▸ Items:

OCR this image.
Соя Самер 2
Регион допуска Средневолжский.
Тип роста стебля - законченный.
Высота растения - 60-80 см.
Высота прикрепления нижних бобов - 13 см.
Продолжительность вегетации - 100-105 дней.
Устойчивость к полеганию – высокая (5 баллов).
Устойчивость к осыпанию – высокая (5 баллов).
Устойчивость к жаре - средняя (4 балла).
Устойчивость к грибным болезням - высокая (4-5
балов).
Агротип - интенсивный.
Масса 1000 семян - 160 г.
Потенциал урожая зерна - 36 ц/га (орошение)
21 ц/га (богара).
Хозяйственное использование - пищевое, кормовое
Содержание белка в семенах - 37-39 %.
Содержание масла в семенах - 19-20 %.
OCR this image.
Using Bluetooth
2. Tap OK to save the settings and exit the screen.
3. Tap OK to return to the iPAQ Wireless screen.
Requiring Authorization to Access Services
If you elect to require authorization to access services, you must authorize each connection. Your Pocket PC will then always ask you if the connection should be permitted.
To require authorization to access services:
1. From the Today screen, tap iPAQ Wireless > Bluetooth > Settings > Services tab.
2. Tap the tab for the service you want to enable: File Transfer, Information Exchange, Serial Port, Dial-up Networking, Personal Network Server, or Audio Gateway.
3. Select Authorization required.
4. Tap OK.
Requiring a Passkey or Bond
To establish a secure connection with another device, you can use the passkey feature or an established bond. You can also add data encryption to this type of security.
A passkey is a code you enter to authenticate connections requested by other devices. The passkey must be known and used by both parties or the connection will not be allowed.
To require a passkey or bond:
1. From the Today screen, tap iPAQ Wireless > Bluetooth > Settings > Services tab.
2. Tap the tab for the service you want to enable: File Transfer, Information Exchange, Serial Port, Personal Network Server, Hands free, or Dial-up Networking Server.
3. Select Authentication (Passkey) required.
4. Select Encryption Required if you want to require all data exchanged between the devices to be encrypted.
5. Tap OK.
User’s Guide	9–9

▸ Given exercise: Reproduce every line from the entries that holds the word "Information".

▸ Reply:
2. Tap the tab for the service you want to enable: File Transfer, Information Exchange, Serial Port, Dial-up Networking, Personal Network Server, or Audio Gateway.
2. Tap the tab for the service you want to enable: File Transfer, Information Exchange, Serial Port, Personal Network Server, Hands free, or Dial-up Networking Server.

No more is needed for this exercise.